Given problem
All entries are to be given again verbatim.

Entries supplied
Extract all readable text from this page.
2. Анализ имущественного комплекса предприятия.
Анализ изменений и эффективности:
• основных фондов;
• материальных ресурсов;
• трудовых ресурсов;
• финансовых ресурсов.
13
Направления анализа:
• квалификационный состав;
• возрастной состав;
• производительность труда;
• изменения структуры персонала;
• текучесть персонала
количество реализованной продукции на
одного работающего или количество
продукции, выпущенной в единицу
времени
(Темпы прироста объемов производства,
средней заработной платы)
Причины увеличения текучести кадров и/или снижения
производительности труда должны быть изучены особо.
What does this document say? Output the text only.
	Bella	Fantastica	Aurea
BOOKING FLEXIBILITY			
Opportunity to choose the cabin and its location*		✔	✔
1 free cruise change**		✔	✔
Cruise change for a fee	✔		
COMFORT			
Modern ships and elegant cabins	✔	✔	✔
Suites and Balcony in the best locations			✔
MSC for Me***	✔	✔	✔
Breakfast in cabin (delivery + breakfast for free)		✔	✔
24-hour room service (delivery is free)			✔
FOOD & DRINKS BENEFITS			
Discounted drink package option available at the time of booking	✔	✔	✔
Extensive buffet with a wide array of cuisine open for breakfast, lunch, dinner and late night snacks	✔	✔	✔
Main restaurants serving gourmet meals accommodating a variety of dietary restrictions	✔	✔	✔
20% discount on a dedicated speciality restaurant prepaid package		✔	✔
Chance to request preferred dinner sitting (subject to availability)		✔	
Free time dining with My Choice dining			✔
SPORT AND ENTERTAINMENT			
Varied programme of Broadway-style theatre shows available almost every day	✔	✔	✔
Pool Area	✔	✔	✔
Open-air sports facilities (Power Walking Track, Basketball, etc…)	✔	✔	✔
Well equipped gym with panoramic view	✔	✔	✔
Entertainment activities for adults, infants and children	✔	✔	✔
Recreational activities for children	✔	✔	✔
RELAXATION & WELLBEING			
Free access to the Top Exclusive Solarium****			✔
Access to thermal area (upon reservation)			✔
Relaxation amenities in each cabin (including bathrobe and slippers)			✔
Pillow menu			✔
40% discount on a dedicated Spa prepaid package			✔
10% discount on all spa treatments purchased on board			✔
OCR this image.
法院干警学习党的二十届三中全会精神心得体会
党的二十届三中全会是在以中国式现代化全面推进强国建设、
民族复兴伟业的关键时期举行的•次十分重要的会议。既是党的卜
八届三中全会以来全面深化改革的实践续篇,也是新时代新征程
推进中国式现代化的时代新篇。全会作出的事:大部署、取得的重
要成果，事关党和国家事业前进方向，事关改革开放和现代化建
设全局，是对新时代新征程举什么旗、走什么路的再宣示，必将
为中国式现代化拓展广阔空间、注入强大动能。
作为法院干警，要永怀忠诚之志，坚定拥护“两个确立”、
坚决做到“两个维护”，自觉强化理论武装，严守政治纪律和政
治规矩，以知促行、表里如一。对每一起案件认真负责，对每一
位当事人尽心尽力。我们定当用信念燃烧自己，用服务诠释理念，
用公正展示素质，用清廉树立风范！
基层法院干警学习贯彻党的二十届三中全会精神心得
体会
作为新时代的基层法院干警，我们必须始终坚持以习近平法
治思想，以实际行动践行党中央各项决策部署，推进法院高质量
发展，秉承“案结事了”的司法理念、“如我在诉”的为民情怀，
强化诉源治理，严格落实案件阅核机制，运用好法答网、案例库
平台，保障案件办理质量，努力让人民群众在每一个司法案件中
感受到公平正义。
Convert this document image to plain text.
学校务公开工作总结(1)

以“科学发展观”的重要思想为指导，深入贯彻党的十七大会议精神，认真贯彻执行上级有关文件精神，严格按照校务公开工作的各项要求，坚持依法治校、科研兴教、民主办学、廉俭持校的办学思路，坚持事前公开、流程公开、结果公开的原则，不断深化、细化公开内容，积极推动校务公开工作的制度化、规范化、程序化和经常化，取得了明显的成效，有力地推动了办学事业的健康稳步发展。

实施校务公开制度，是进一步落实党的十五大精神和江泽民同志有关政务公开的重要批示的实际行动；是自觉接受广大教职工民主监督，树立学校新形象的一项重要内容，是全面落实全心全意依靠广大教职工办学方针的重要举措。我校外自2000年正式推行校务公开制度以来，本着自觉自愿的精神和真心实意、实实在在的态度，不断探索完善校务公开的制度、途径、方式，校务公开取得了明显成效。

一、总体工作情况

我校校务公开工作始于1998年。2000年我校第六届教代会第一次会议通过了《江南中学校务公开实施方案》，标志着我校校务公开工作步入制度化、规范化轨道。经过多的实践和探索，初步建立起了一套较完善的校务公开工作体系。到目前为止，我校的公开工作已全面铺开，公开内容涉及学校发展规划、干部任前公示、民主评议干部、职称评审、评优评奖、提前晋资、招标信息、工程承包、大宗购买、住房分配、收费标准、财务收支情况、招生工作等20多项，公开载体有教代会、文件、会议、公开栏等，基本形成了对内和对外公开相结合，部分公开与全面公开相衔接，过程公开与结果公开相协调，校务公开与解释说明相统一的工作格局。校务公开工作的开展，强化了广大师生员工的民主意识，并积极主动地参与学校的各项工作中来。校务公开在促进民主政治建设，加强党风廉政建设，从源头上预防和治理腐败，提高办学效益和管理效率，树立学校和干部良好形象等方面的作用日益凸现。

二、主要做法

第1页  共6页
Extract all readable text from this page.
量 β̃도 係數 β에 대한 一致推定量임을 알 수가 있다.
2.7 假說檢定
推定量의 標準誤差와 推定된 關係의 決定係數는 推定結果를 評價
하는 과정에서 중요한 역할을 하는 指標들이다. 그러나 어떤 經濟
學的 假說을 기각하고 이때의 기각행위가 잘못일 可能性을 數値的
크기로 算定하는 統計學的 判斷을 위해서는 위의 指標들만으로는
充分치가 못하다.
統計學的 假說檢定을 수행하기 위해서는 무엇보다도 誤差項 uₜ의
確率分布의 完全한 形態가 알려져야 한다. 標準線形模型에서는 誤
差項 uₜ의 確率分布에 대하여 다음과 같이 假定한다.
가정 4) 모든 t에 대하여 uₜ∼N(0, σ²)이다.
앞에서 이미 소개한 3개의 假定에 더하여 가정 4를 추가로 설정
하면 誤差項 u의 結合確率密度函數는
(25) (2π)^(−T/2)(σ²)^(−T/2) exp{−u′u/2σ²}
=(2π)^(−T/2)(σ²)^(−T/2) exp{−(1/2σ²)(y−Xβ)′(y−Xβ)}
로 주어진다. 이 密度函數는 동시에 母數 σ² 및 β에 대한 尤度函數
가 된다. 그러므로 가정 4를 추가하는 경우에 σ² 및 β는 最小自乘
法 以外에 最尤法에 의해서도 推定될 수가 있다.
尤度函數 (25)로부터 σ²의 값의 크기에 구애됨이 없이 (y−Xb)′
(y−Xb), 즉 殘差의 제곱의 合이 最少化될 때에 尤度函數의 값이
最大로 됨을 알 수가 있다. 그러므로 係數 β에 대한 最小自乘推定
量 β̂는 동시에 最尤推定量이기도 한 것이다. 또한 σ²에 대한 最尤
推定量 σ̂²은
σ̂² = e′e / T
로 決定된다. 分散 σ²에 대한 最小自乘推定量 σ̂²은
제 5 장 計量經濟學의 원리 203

Result of this task
Extract all readable text from this page.
2. Анализ имущественного комплекса предприятия.
Анализ изменений и эффективности:
• основных фондов;
• материальных ресурсов;
• трудовых ресурсов;
• финансовых ресурсов.
13
Направления анализа:
• квалификационный состав;
• возрастной состав;
• производительность труда;
• изменения структуры персонала;
• текучесть персонала
количество реализованной продукции на
одного работающего или количество
продукции, выпущенной в единицу
времени
(Темпы прироста объемов производства,
средней заработной платы)
Причины увеличения текучести кадров и/или снижения
производительности труда должны быть изучены особо.
What does this document say? Output the text only.
	Bella	Fantastica	Aurea
BOOKING FLEXIBILITY			
Opportunity to choose the cabin and its location*		✔	✔
1 free cruise change**		✔	✔
Cruise change for a fee	✔		
COMFORT			
Modern ships and elegant cabins	✔	✔	✔
Suites and Balcony in the best locations			✔
MSC for Me***	✔	✔	✔
Breakfast in cabin (delivery + breakfast for free)		✔	✔
24-hour room service (delivery is free)			✔
FOOD & DRINKS BENEFITS			
Discounted drink package option available at the time of booking	✔	✔	✔
Extensive buffet with a wide array of cuisine open for breakfast, lunch, dinner and late night snacks	✔	✔	✔
Main restaurants serving gourmet meals accommodating a variety of dietary restrictions	✔	✔	✔
20% discount on a dedicated speciality restaurant prepaid package		✔	✔
Chance to request preferred dinner sitting (subject to availability)		✔	
Free time dining with My Choice dining			✔
SPORT AND ENTERTAINMENT			
Varied programme of Broadway-style theatre shows available almost every day	✔	✔	✔
Pool Area	✔	✔	✔
Open-air sports facilities (Power Walking Track, Basketball, etc…)	✔	✔	✔
Well equipped gym with panoramic view	✔	✔	✔
Entertainment activities for adults, infants and children	✔	✔	✔
Recreational activities for children	✔	✔	✔
RELAXATION & WELLBEING			
Free access to the Top Exclusive Solarium****			✔
Access to thermal area (upon reservation)			✔
Relaxation amenities in each cabin (including bathrobe and slippers)			✔
Pillow menu			✔
40% discount on a dedicated Spa prepaid package			✔
10% discount on all spa treatments purchased on board			✔
OCR this image.
法院干警学习党的二十届三中全会精神心得体会
党的二十届三中全会是在以中国式现代化全面推进强国建设、
民族复兴伟业的关键时期举行的•次十分重要的会议。既是党的卜
八届三中全会以来全面深化改革的实践续篇,也是新时代新征程
推进中国式现代化的时代新篇。全会作出的事:大部署、取得的重
要成果，事关党和国家事业前进方向，事关改革开放和现代化建
设全局，是对新时代新征程举什么旗、走什么路的再宣示，必将
为中国式现代化拓展广阔空间、注入强大动能。
作为法院干警，要永怀忠诚之志，坚定拥护“两个确立”、
坚决做到“两个维护”，自觉强化理论武装，严守政治纪律和政
治规矩，以知促行、表里如一。对每一起案件认真负责，对每一
位当事人尽心尽力。我们定当用信念燃烧自己，用服务诠释理念，
用公正展示素质，用清廉树立风范！
基层法院干警学习贯彻党的二十届三中全会精神心得
体会
作为新时代的基层法院干警，我们必须始终坚持以习近平法
治思想，以实际行动践行党中央各项决策部署，推进法院高质量
发展，秉承“案结事了”的司法理念、“如我在诉”的为民情怀，
强化诉源治理，严格落实案件阅核机制，运用好法答网、案例库
平台，保障案件办理质量，努力让人民群众在每一个司法案件中
感受到公平正义。
Convert this document image to plain text.
学校务公开工作总结(1)

以“科学发展观”的重要思想为指导，深入贯彻党的十七大会议精神，认真贯彻执行上级有关文件精神，严格按照校务公开工作的各项要求，坚持依法治校、科研兴教、民主办学、廉俭持校的办学思路，坚持事前公开、流程公开、结果公开的原则，不断深化、细化公开内容，积极推动校务公开工作的制度化、规范化、程序化和经常化，取得了明显的成效，有力地推动了办学事业的健康稳步发展。

实施校务公开制度，是进一步落实党的十五大精神和江泽民同志有关政务公开的重要批示的实际行动；是自觉接受广大教职工民主监督，树立学校新形象的一项重要内容，是全面落实全心全意依靠广大教职工办学方针的重要举措。我校外自2000年正式推行校务公开制度以来，本着自觉自愿的精神和真心实意、实实在在的态度，不断探索完善校务公开的制度、途径、方式，校务公开取得了明显成效。

一、总体工作情况

我校校务公开工作始于1998年。2000年我校第六届教代会第一次会议通过了《江南中学校务公开实施方案》，标志着我校校务公开工作步入制度化、规范化轨道。经过多的实践和探索，初步建立起了一套较完善的校务公开工作体系。到目前为止，我校的公开工作已全面铺开，公开内容涉及学校发展规划、干部任前公示、民主评议干部、职称评审、评优评奖、提前晋资、招标信息、工程承包、大宗购买、住房分配、收费标准、财务收支情况、招生工作等20多项，公开载体有教代会、文件、会议、公开栏等，基本形成了对内和对外公开相结合，部分公开与全面公开相衔接，过程公开与结果公开相协调，校务公开与解释说明相统一的工作格局。校务公开工作的开展，强化了广大师生员工的民主意识，并积极主动地参与学校的各项工作中来。校务公开在促进民主政治建设，加强党风廉政建设，从源头上预防和治理腐败，提高办学效益和管理效率，树立学校和干部良好形象等方面的作用日益凸现。

二、主要做法

第1页  共6页
Extract all readable text from this page.
量 β̃도 係數 β에 대한 一致推定量임을 알 수가 있다.
2.7 假說檢定
推定量의 標準誤差와 推定된 關係의 決定係數는 推定結果를 評價
하는 과정에서 중요한 역할을 하는 指標들이다. 그러나 어떤 經濟
學的 假說을 기각하고 이때의 기각행위가 잘못일 可能性을 數値的
크기로 算定하는 統計學的 判斷을 위해서는 위의 指標들만으로는
充分치가 못하다.
統計學的 假說檢定을 수행하기 위해서는 무엇보다도 誤差項 uₜ의
確率分布의 完全한 形態가 알려져야 한다. 標準線形模型에서는 誤
差項 uₜ의 確率分布에 대하여 다음과 같이 假定한다.
가정 4) 모든 t에 대하여 uₜ∼N(0, σ²)이다.
앞에서 이미 소개한 3개의 假定에 더하여 가정 4를 추가로 설정
하면 誤差項 u의 結合確率密度函數는
(25) (2π)^(−T/2)(σ²)^(−T/2) exp{−u′u/2σ²}
=(2π)^(−T/2)(σ²)^(−T/2) exp{−(1/2σ²)(y−Xβ)′(y−Xβ)}
로 주어진다. 이 密度函數는 동시에 母數 σ² 및 β에 대한 尤度函數
가 된다. 그러므로 가정 4를 추가하는 경우에 σ² 및 β는 最小自乘
法 以外에 最尤法에 의해서도 推定될 수가 있다.
尤度函數 (25)로부터 σ²의 값의 크기에 구애됨이 없이 (y−Xb)′
(y−Xb), 즉 殘差의 제곱의 合이 最少化될 때에 尤度函數의 값이
最大로 됨을 알 수가 있다. 그러므로 係數 β에 대한 最小自乘推定
量 β̂는 동시에 最尤推定量이기도 한 것이다. 또한 σ²에 대한 最尤
推定量 σ̂²은
σ̂² = e′e / T
로 決定된다. 分散 σ²에 대한 最小自乘推定量 σ̂²은
제 5 장 計量經濟學의 원리 203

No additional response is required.